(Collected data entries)
============================================================

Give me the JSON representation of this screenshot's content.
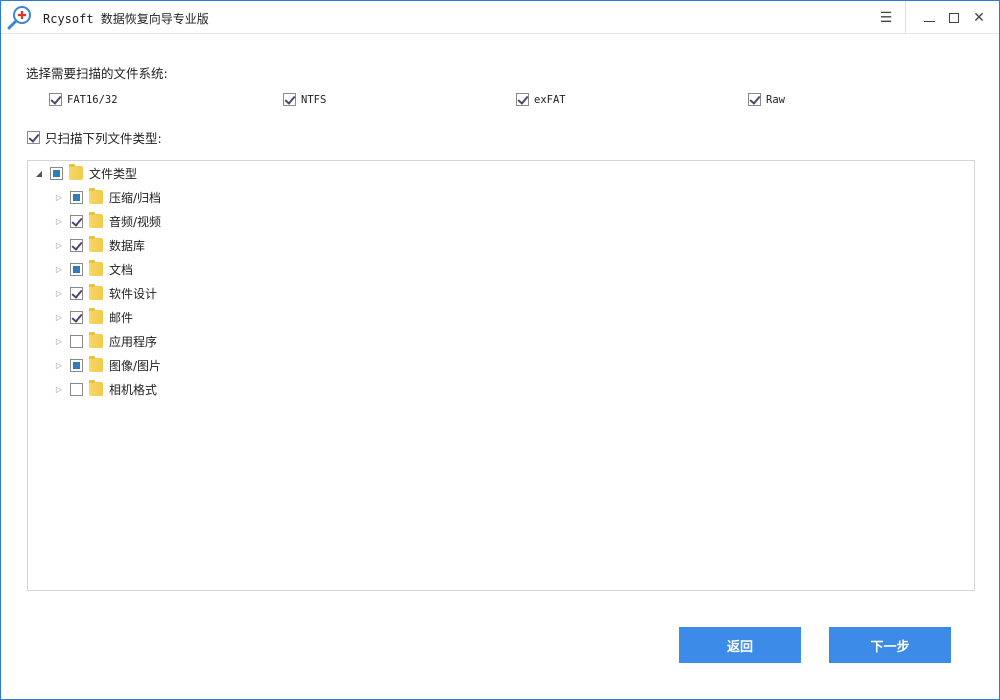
{
  "window": {
    "title": "Rcysoft 数据恢复向导专业版",
    "menu_icon": "hamburger-icon",
    "minimize_icon": "minimize-icon",
    "maximize_icon": "maximize-icon",
    "close_icon": "close-icon"
  },
  "filesystems": {
    "label": "选择需要扫描的文件系统:",
    "items": [
      {
        "label": "FAT16/32",
        "checked": true
      },
      {
        "label": "NTFS",
        "checked": true
      },
      {
        "label": "exFAT",
        "checked": true
      },
      {
        "label": "Raw",
        "checked": true
      }
    ]
  },
  "filetypes": {
    "label": "只扫描下列文件类型:",
    "checked": true,
    "root": {
      "label": "文件类型",
      "state": "partial",
      "expanded": true
    },
    "items": [
      {
        "label": "压缩/归档",
        "state": "partial"
      },
      {
        "label": "音频/视频",
        "state": "checked"
      },
      {
        "label": "数据库",
        "state": "checked"
      },
      {
        "label": "文档",
        "state": "partial"
      },
      {
        "label": "软件设计",
        "state": "checked"
      },
      {
        "label": "邮件",
        "state": "checked"
      },
      {
        "label": "应用程序",
        "state": "unchecked"
      },
      {
        "label": "图像/图片",
        "state": "partial"
      },
      {
        "label": "相机格式",
        "state": "unchecked"
      }
    ]
  },
  "buttons": {
    "back": "返回",
    "next": "下一步"
  },
  "colors": {
    "accent": "#3d8be8",
    "border": "#2b7bd6"
  }
}
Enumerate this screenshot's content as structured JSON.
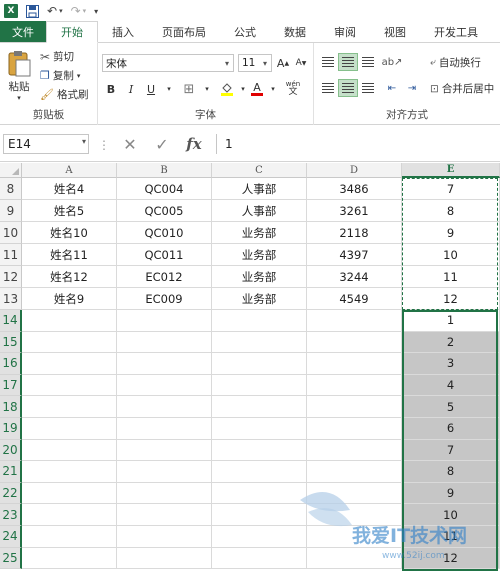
{
  "app": {
    "icon_letter": "X"
  },
  "quick_access": {
    "save_icon": "save-icon",
    "undo_icon": "undo-icon",
    "redo_icon": "redo-icon",
    "customize_icon": "customize-icon"
  },
  "tabs": [
    {
      "label": "文件"
    },
    {
      "label": "开始"
    },
    {
      "label": "插入"
    },
    {
      "label": "页面布局"
    },
    {
      "label": "公式"
    },
    {
      "label": "数据"
    },
    {
      "label": "审阅"
    },
    {
      "label": "视图"
    },
    {
      "label": "开发工具"
    }
  ],
  "ribbon": {
    "clipboard": {
      "paste": "粘贴",
      "cut": "剪切",
      "copy": "复制",
      "format_painter": "格式刷",
      "label": "剪贴板"
    },
    "font": {
      "font_name": "宋体",
      "font_size": "11",
      "bold": "B",
      "italic": "I",
      "underline": "U",
      "label": "字体"
    },
    "alignment": {
      "wrap_text": "自动换行",
      "merge_center": "合并后居中",
      "label": "对齐方式"
    }
  },
  "formula_bar": {
    "name_box": "E14",
    "formula": "1"
  },
  "columns": [
    "A",
    "B",
    "C",
    "D",
    "E"
  ],
  "rows": [
    {
      "num": "8",
      "a": "姓名4",
      "b": "QC004",
      "c": "人事部",
      "d": "3486",
      "e": "7"
    },
    {
      "num": "9",
      "a": "姓名5",
      "b": "QC005",
      "c": "人事部",
      "d": "3261",
      "e": "8"
    },
    {
      "num": "10",
      "a": "姓名10",
      "b": "QC010",
      "c": "业务部",
      "d": "2118",
      "e": "9"
    },
    {
      "num": "11",
      "a": "姓名11",
      "b": "QC011",
      "c": "业务部",
      "d": "4397",
      "e": "10"
    },
    {
      "num": "12",
      "a": "姓名12",
      "b": "EC012",
      "c": "业务部",
      "d": "3244",
      "e": "11"
    },
    {
      "num": "13",
      "a": "姓名9",
      "b": "EC009",
      "c": "业务部",
      "d": "4549",
      "e": "12"
    },
    {
      "num": "14",
      "a": "",
      "b": "",
      "c": "",
      "d": "",
      "e": "1"
    },
    {
      "num": "15",
      "a": "",
      "b": "",
      "c": "",
      "d": "",
      "e": "2"
    },
    {
      "num": "16",
      "a": "",
      "b": "",
      "c": "",
      "d": "",
      "e": "3"
    },
    {
      "num": "17",
      "a": "",
      "b": "",
      "c": "",
      "d": "",
      "e": "4"
    },
    {
      "num": "18",
      "a": "",
      "b": "",
      "c": "",
      "d": "",
      "e": "5"
    },
    {
      "num": "19",
      "a": "",
      "b": "",
      "c": "",
      "d": "",
      "e": "6"
    },
    {
      "num": "20",
      "a": "",
      "b": "",
      "c": "",
      "d": "",
      "e": "7"
    },
    {
      "num": "21",
      "a": "",
      "b": "",
      "c": "",
      "d": "",
      "e": "8"
    },
    {
      "num": "22",
      "a": "",
      "b": "",
      "c": "",
      "d": "",
      "e": "9"
    },
    {
      "num": "23",
      "a": "",
      "b": "",
      "c": "",
      "d": "",
      "e": "10"
    },
    {
      "num": "24",
      "a": "",
      "b": "",
      "c": "",
      "d": "",
      "e": "11"
    },
    {
      "num": "25",
      "a": "",
      "b": "",
      "c": "",
      "d": "",
      "e": "12"
    }
  ],
  "watermark": {
    "text": "我爱IT技术网",
    "url": "www.52ij.com"
  },
  "colors": {
    "accent": "#217346",
    "selection": "#c6c6c6"
  }
}
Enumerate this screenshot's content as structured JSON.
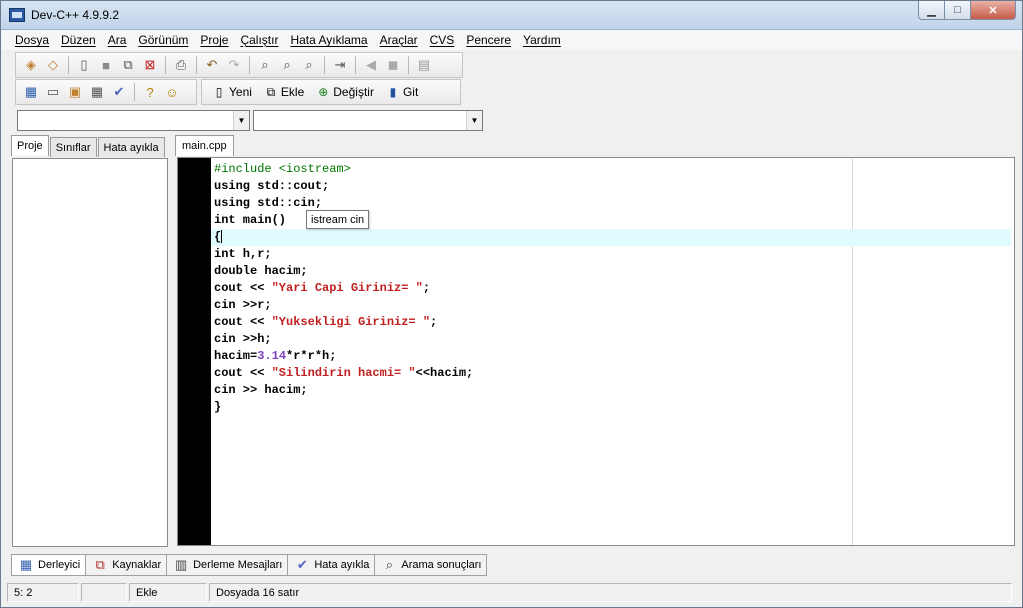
{
  "window": {
    "title": "Dev-C++ 4.9.9.2",
    "minimize_label": "▁",
    "maximize_label": "□",
    "close_label": "✕"
  },
  "menu": [
    "Dosya",
    "Düzen",
    "Ara",
    "Görünüm",
    "Proje",
    "Çalıştır",
    "Hata Ayıklama",
    "Araçlar",
    "CVS",
    "Pencere",
    "Yardım"
  ],
  "toolbar2": {
    "new_label": "Yeni",
    "add_label": "Ekle",
    "change_label": "Değiştir",
    "goto_label": "Git"
  },
  "combos": {
    "class_value": "",
    "member_value": ""
  },
  "left_tabs": [
    "Proje",
    "Sınıflar",
    "Hata ayıkla"
  ],
  "editor": {
    "tab_label": "main.cpp",
    "tooltip": "istream cin",
    "lines": [
      "#include <iostream>",
      "using std::cout;",
      "using std::cin;",
      "int main()",
      "{",
      "int h,r;",
      "double hacim;",
      "cout << \"Yari Capi Giriniz= \";",
      "cin >>r;",
      "cout << \"Yuksekligi Giriniz= \";",
      "cin >>h;",
      "hacim=3.14*r*r*h;",
      "cout << \"Silindirin hacmi= \"<<hacim;",
      "cin >> hacim;",
      "}"
    ]
  },
  "bottom_tabs": [
    "Derleyici",
    "Kaynaklar",
    "Derleme Mesajları",
    "Hata ayıkla",
    "Arama sonuçları"
  ],
  "status": {
    "position": "5: 2",
    "empty": "",
    "mode": "Ekle",
    "info": "Dosyada 16 satır"
  }
}
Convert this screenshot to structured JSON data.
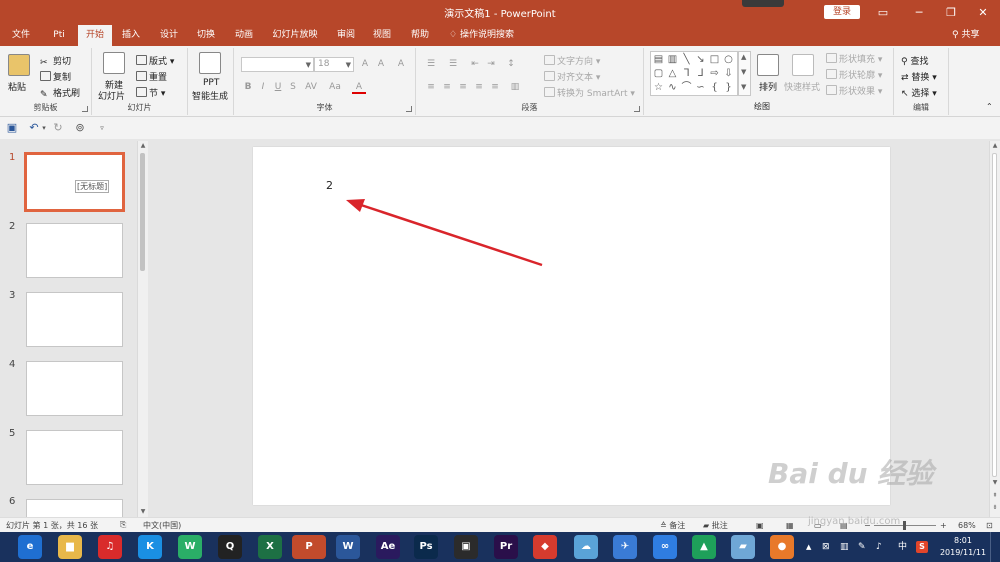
{
  "titlebar": {
    "title": "演示文稿1 - PowerPoint",
    "login": "登录",
    "restore_ribbon_icon": "ribbon-display-icon",
    "minimize": "─",
    "maximize": "❐",
    "close": "✕"
  },
  "tabs": [
    {
      "label": "文件"
    },
    {
      "label": "Pti"
    },
    {
      "label": "开始"
    },
    {
      "label": "插入"
    },
    {
      "label": "设计"
    },
    {
      "label": "切换"
    },
    {
      "label": "动画"
    },
    {
      "label": "幻灯片放映"
    },
    {
      "label": "审阅"
    },
    {
      "label": "视图"
    },
    {
      "label": "帮助"
    }
  ],
  "tell_me": "操作说明搜索",
  "share": "共享",
  "ribbon": {
    "clipboard": {
      "paste": "粘贴",
      "cut": "剪切",
      "copy": "复制",
      "format_painter": "格式刷",
      "label": "剪贴板"
    },
    "slides": {
      "new_slide_1": "新建",
      "new_slide_2": "幻灯片",
      "layout": "版式",
      "reset": "重置",
      "section": "节",
      "label": "幻灯片"
    },
    "ppt": {
      "line1": "PPT",
      "line2": "智能生成"
    },
    "font": {
      "name_value": "",
      "size_value": "18",
      "label": "字体",
      "grow": "A",
      "shrink": "A",
      "clear": "A",
      "bold": "B",
      "italic": "I",
      "underline": "U",
      "strike": "S",
      "spacing": "AV",
      "case": "Aa",
      "color": "A"
    },
    "paragraph": {
      "text_direction": "文字方向",
      "align_text": "对齐文本",
      "smartart": "转换为 SmartArt",
      "label": "段落"
    },
    "drawing": {
      "arrange": "排列",
      "quick_styles": "快速样式",
      "fill": "形状填充",
      "outline": "形状轮廓",
      "effects": "形状效果",
      "label": "绘图"
    },
    "editing": {
      "find": "查找",
      "replace": "替换",
      "select": "选择",
      "label": "编辑"
    }
  },
  "thumbnails": [
    {
      "num": "1",
      "text": "[无标题]"
    },
    {
      "num": "2",
      "text": ""
    },
    {
      "num": "3",
      "text": ""
    },
    {
      "num": "4",
      "text": ""
    },
    {
      "num": "5",
      "text": ""
    },
    {
      "num": "6",
      "text": ""
    }
  ],
  "slide": {
    "text": "2"
  },
  "status": {
    "slide_info": "幻灯片 第 1 张，共 16 张",
    "language": "中文(中国)",
    "notes": "备注",
    "comments": "批注",
    "zoom": "68%",
    "zoom_out": "−",
    "zoom_in": "+"
  },
  "taskbar": {
    "apps": [
      {
        "name": "browser",
        "label": "e",
        "color": "#1f6fd1"
      },
      {
        "name": "explorer",
        "label": "▆",
        "color": "#e8b84a"
      },
      {
        "name": "netease-music",
        "label": "♫",
        "color": "#d92b2b"
      },
      {
        "name": "kugou",
        "label": "K",
        "color": "#1a8fe3"
      },
      {
        "name": "wechat",
        "label": "W",
        "color": "#2aae67"
      },
      {
        "name": "qq",
        "label": "Q",
        "color": "#222222"
      },
      {
        "name": "excel",
        "label": "X",
        "color": "#1d7044"
      },
      {
        "name": "powerpoint",
        "label": "P",
        "color": "#c24b2c"
      },
      {
        "name": "word",
        "label": "W",
        "color": "#2b579a"
      },
      {
        "name": "after-effects",
        "label": "Ae",
        "color": "#2a1a5e"
      },
      {
        "name": "photoshop",
        "label": "Ps",
        "color": "#0b2a4c"
      },
      {
        "name": "video-editor",
        "label": "▣",
        "color": "#2b2b2b"
      },
      {
        "name": "premiere",
        "label": "Pr",
        "color": "#2a0f4a"
      },
      {
        "name": "wps",
        "label": "◆",
        "color": "#d63b2e"
      },
      {
        "name": "cloud-app",
        "label": "☁",
        "color": "#5aa3d8"
      },
      {
        "name": "feishu",
        "label": "✈",
        "color": "#3a7bd5"
      },
      {
        "name": "baidu-netdisk",
        "label": "∞",
        "color": "#2f7de1"
      },
      {
        "name": "green-app",
        "label": "▲",
        "color": "#1ea05a"
      },
      {
        "name": "notes-app",
        "label": "▰",
        "color": "#6fa7d6"
      },
      {
        "name": "orange-app",
        "label": "●",
        "color": "#e8792a"
      }
    ],
    "tray": {
      "up": "▲",
      "ime": "中",
      "sogou": "S"
    },
    "time": "8:01",
    "date": "2019/11/11"
  },
  "watermark": {
    "text": "Bai du 经验",
    "url": "jingyan.baidu.com"
  },
  "colors": {
    "accent": "#b7472a",
    "thumb_active": "#e0643f",
    "arrow": "#d9252b"
  }
}
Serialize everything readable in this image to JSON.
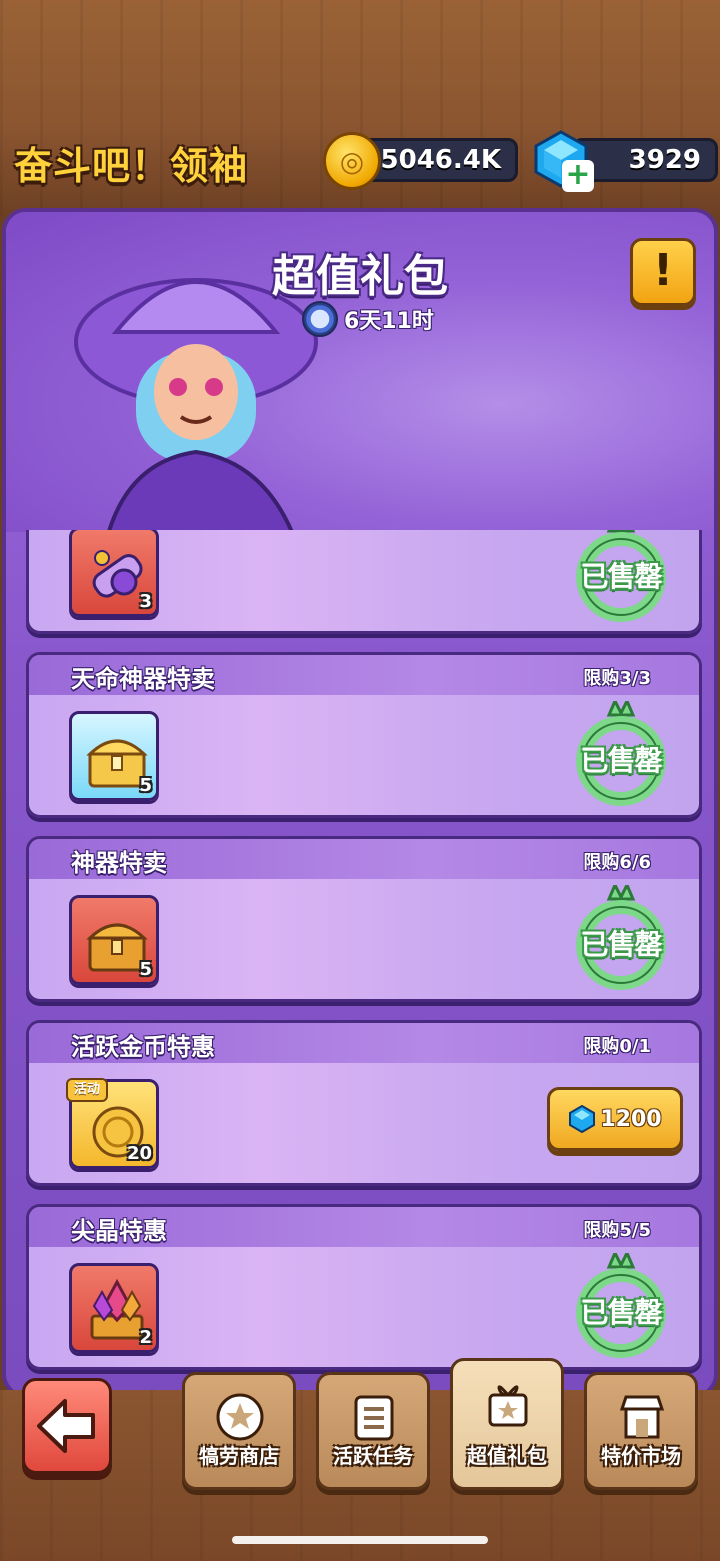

============================================================

**EXERCISE INSTRUCTIONS:**
Say, as a bare number, how many lines in the entries above include the string "cout".

**REPLY:**
4